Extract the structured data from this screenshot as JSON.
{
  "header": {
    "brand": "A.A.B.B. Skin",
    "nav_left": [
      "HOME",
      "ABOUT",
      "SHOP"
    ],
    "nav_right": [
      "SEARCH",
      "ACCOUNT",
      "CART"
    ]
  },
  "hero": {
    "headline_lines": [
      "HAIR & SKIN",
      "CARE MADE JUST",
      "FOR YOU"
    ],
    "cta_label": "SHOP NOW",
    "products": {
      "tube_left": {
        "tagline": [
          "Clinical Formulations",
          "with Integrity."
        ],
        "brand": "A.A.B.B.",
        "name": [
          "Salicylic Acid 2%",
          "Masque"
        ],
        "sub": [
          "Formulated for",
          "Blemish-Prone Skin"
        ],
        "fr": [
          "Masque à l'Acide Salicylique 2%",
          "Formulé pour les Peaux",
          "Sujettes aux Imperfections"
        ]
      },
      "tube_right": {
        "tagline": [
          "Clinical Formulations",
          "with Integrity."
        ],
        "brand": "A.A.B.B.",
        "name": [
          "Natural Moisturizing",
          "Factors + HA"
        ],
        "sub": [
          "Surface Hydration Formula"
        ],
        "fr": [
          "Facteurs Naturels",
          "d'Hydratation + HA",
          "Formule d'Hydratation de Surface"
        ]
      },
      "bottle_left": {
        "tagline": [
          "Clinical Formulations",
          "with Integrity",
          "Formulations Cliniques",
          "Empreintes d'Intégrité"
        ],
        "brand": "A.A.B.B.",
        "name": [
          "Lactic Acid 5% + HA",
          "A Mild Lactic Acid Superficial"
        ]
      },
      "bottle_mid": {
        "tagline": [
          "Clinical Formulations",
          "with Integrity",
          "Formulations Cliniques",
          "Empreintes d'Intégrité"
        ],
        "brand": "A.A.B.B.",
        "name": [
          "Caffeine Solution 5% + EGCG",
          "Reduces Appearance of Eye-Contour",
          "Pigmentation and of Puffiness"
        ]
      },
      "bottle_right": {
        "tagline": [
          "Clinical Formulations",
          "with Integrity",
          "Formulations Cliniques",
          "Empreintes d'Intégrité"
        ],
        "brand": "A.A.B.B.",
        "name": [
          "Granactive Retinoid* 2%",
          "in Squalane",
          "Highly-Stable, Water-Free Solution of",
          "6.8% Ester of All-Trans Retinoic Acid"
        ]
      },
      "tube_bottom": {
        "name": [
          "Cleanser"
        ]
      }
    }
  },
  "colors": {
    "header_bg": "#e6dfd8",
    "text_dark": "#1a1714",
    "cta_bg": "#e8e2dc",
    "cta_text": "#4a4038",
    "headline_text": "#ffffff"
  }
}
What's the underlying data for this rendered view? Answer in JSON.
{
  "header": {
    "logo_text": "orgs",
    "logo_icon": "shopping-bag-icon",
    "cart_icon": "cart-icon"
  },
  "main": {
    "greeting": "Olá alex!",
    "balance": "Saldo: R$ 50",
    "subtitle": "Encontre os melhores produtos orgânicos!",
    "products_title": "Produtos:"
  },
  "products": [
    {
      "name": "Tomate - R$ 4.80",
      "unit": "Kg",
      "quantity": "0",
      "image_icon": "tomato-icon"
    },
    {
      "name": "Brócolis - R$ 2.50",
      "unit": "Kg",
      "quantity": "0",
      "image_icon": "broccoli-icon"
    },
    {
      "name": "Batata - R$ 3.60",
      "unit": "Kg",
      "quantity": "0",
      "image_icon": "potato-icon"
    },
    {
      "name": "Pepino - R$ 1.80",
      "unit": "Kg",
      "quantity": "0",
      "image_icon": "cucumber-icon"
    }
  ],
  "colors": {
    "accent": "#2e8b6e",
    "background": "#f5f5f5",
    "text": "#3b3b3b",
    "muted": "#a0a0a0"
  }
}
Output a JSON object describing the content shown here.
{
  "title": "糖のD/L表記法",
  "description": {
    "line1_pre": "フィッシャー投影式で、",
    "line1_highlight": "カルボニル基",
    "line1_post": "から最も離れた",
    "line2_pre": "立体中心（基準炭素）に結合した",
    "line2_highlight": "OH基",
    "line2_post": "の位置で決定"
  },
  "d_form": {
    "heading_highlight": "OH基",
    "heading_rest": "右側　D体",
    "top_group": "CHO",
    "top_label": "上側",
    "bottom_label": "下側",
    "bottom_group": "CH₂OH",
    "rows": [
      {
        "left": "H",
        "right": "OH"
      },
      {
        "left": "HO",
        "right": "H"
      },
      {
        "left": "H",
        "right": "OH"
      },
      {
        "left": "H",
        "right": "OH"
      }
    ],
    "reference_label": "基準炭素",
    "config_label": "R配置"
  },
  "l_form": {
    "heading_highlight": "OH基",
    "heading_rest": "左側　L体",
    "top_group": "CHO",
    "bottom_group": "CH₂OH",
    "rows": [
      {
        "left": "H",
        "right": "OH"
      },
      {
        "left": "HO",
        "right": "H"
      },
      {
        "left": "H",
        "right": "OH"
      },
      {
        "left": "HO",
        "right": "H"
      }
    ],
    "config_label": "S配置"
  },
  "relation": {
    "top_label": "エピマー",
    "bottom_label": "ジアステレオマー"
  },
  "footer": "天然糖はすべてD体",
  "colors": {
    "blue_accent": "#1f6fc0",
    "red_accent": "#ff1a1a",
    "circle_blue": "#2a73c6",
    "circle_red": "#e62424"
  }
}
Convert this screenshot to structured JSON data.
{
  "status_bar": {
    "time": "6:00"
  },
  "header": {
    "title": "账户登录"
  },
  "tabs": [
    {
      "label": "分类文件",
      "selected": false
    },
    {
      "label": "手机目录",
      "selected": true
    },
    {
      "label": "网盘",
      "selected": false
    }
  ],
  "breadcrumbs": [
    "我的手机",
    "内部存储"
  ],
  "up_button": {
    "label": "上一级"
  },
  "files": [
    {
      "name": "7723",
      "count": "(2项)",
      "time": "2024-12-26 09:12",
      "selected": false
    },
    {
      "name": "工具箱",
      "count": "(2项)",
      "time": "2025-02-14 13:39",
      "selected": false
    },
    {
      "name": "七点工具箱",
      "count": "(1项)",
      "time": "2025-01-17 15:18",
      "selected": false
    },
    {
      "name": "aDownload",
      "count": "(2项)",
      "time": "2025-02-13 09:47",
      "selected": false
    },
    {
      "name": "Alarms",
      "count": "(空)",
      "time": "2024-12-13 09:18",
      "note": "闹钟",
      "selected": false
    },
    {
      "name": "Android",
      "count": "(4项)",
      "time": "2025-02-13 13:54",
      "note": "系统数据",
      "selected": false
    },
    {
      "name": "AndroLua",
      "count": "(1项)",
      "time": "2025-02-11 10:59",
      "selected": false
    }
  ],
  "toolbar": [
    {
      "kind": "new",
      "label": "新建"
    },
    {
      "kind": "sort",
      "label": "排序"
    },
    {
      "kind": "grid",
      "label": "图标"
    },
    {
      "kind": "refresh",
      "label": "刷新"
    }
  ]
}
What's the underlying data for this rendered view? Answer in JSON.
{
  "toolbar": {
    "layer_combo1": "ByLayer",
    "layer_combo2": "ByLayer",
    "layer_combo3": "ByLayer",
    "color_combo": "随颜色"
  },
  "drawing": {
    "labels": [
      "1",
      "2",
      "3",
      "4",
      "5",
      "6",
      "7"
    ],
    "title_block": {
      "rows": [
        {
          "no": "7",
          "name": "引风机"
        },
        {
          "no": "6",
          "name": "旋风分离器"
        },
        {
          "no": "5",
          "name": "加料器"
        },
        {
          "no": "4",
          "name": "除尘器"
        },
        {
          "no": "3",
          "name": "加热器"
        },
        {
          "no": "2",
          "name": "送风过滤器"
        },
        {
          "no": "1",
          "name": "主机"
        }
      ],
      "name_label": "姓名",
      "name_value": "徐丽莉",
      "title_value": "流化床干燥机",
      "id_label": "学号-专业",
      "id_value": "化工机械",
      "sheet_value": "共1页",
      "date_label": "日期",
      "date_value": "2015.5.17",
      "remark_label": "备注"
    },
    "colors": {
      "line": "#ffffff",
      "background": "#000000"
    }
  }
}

┄┄┄┄┄┄

_Required work_: Provide only the number of lines in the entries that hold the word "background".

_Answer in full_: 2